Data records

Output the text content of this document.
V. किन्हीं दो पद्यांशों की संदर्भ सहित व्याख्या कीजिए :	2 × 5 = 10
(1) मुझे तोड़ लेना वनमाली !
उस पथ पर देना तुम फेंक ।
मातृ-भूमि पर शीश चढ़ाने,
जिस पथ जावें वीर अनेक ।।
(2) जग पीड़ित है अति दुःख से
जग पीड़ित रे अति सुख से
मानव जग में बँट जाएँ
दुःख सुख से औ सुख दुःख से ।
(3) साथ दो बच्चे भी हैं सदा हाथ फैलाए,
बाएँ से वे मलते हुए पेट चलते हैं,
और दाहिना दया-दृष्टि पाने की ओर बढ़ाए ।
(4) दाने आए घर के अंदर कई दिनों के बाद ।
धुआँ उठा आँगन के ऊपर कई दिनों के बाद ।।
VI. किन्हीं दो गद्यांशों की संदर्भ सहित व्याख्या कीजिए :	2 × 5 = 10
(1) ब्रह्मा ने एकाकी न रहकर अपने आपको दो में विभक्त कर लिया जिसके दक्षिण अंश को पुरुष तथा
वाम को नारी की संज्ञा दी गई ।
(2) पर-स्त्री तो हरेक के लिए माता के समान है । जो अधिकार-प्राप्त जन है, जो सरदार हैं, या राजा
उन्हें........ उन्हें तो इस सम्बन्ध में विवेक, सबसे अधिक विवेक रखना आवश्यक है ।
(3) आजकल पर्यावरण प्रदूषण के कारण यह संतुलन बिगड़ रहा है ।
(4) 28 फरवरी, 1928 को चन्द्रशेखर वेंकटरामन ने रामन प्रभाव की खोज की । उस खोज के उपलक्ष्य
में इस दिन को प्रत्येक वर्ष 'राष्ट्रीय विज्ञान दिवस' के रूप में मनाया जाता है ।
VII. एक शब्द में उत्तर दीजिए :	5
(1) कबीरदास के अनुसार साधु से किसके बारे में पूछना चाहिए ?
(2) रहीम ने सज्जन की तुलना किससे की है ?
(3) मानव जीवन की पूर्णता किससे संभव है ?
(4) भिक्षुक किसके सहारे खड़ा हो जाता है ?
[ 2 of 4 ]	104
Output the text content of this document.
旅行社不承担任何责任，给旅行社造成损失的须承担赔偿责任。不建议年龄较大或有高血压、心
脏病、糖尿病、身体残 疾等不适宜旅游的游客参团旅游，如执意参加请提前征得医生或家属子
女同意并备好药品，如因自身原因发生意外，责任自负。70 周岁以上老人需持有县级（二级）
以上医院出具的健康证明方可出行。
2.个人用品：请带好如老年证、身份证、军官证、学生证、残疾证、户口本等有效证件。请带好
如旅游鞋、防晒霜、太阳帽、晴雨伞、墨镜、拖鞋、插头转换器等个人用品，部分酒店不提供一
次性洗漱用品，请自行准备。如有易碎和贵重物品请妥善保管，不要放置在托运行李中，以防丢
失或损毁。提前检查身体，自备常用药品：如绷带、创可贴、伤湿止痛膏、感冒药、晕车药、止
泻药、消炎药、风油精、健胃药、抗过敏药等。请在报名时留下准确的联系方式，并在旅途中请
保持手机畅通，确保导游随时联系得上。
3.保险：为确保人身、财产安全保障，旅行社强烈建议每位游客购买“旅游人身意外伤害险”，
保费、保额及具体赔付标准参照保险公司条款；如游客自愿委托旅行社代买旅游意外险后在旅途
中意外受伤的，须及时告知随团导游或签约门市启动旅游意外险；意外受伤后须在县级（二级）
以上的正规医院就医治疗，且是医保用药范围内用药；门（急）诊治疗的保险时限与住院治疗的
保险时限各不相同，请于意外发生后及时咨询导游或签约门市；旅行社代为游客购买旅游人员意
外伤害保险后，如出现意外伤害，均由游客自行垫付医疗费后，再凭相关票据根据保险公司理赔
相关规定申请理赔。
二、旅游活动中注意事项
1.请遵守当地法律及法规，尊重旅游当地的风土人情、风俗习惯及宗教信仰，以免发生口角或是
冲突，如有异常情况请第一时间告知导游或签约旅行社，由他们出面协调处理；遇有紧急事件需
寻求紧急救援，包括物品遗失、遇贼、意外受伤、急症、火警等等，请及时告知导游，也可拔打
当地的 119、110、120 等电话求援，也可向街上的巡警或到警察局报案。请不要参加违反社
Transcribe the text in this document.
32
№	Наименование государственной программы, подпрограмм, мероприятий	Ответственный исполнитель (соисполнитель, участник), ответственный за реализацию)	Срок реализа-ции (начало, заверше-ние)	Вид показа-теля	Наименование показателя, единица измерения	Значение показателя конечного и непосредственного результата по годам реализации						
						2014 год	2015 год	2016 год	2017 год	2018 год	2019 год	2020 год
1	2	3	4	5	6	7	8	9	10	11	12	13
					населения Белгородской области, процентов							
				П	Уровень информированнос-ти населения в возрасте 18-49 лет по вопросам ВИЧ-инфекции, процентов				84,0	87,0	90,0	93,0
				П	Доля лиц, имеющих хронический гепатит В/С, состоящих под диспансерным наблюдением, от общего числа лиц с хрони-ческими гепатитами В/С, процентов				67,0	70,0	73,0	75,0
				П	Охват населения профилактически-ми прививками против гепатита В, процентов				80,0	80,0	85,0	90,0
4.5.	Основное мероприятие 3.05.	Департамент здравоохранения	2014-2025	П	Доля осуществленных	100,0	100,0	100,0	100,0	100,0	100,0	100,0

* AIM: Emit the records above again, exactly, with no line skipped.

* FINISHED TASK:
Output the text content of this document.
V. किन्हीं दो पद्यांशों की संदर्भ सहित व्याख्या कीजिए :	2 × 5 = 10
(1) मुझे तोड़ लेना वनमाली !
उस पथ पर देना तुम फेंक ।
मातृ-भूमि पर शीश चढ़ाने,
जिस पथ जावें वीर अनेक ।।
(2) जग पीड़ित है अति दुःख से
जग पीड़ित रे अति सुख से
मानव जग में बँट जाएँ
दुःख सुख से औ सुख दुःख से ।
(3) साथ दो बच्चे भी हैं सदा हाथ फैलाए,
बाएँ से वे मलते हुए पेट चलते हैं,
और दाहिना दया-दृष्टि पाने की ओर बढ़ाए ।
(4) दाने आए घर के अंदर कई दिनों के बाद ।
धुआँ उठा आँगन के ऊपर कई दिनों के बाद ।।
VI. किन्हीं दो गद्यांशों की संदर्भ सहित व्याख्या कीजिए :	2 × 5 = 10
(1) ब्रह्मा ने एकाकी न रहकर अपने आपको दो में विभक्त कर लिया जिसके दक्षिण अंश को पुरुष तथा
वाम को नारी की संज्ञा दी गई ।
(2) पर-स्त्री तो हरेक के लिए माता के समान है । जो अधिकार-प्राप्त जन है, जो सरदार हैं, या राजा
उन्हें........ उन्हें तो इस सम्बन्ध में विवेक, सबसे अधिक विवेक रखना आवश्यक है ।
(3) आजकल पर्यावरण प्रदूषण के कारण यह संतुलन बिगड़ रहा है ।
(4) 28 फरवरी, 1928 को चन्द्रशेखर वेंकटरामन ने रामन प्रभाव की खोज की । उस खोज के उपलक्ष्य
में इस दिन को प्रत्येक वर्ष 'राष्ट्रीय विज्ञान दिवस' के रूप में मनाया जाता है ।
VII. एक शब्द में उत्तर दीजिए :	5
(1) कबीरदास के अनुसार साधु से किसके बारे में पूछना चाहिए ?
(2) रहीम ने सज्जन की तुलना किससे की है ?
(3) मानव जीवन की पूर्णता किससे संभव है ?
(4) भिक्षुक किसके सहारे खड़ा हो जाता है ?
[ 2 of 4 ]	104
Output the text content of this document.
旅行社不承担任何责任，给旅行社造成损失的须承担赔偿责任。不建议年龄较大或有高血压、心
脏病、糖尿病、身体残 疾等不适宜旅游的游客参团旅游，如执意参加请提前征得医生或家属子
女同意并备好药品，如因自身原因发生意外，责任自负。70 周岁以上老人需持有县级（二级）
以上医院出具的健康证明方可出行。
2.个人用品：请带好如老年证、身份证、军官证、学生证、残疾证、户口本等有效证件。请带好
如旅游鞋、防晒霜、太阳帽、晴雨伞、墨镜、拖鞋、插头转换器等个人用品，部分酒店不提供一
次性洗漱用品，请自行准备。如有易碎和贵重物品请妥善保管，不要放置在托运行李中，以防丢
失或损毁。提前检查身体，自备常用药品：如绷带、创可贴、伤湿止痛膏、感冒药、晕车药、止
泻药、消炎药、风油精、健胃药、抗过敏药等。请在报名时留下准确的联系方式，并在旅途中请
保持手机畅通，确保导游随时联系得上。
3.保险：为确保人身、财产安全保障，旅行社强烈建议每位游客购买“旅游人身意外伤害险”，
保费、保额及具体赔付标准参照保险公司条款；如游客自愿委托旅行社代买旅游意外险后在旅途
中意外受伤的，须及时告知随团导游或签约门市启动旅游意外险；意外受伤后须在县级（二级）
以上的正规医院就医治疗，且是医保用药范围内用药；门（急）诊治疗的保险时限与住院治疗的
保险时限各不相同，请于意外发生后及时咨询导游或签约门市；旅行社代为游客购买旅游人员意
外伤害保险后，如出现意外伤害，均由游客自行垫付医疗费后，再凭相关票据根据保险公司理赔
相关规定申请理赔。
二、旅游活动中注意事项
1.请遵守当地法律及法规，尊重旅游当地的风土人情、风俗习惯及宗教信仰，以免发生口角或是
冲突，如有异常情况请第一时间告知导游或签约旅行社，由他们出面协调处理；遇有紧急事件需
寻求紧急救援，包括物品遗失、遇贼、意外受伤、急症、火警等等，请及时告知导游，也可拔打
当地的 119、110、120 等电话求援，也可向街上的巡警或到警察局报案。请不要参加违反社
Transcribe the text in this document.
32
№	Наименование государственной программы, подпрограмм, мероприятий	Ответственный исполнитель (соисполнитель, участник), ответственный за реализацию)	Срок реализа-ции (начало, заверше-ние)	Вид показа-теля	Наименование показателя, единица измерения	Значение показателя конечного и непосредственного результата по годам реализации						
						2014 год	2015 год	2016 год	2017 год	2018 год	2019 год	2020 год
1	2	3	4	5	6	7	8	9	10	11	12	13
					населения Белгородской области, процентов							
				П	Уровень информированнос-ти населения в возрасте 18-49 лет по вопросам ВИЧ-инфекции, процентов				84,0	87,0	90,0	93,0
				П	Доля лиц, имеющих хронический гепатит В/С, состоящих под диспансерным наблюдением, от общего числа лиц с хрони-ческими гепатитами В/С, процентов				67,0	70,0	73,0	75,0
				П	Охват населения профилактически-ми прививками против гепатита В, процентов				80,0	80,0	85,0	90,0
4.5.	Основное мероприятие 3.05.	Департамент здравоохранения	2014-2025	П	Доля осуществленных	100,0	100,0	100,0	100,0	100,0	100,0	100,0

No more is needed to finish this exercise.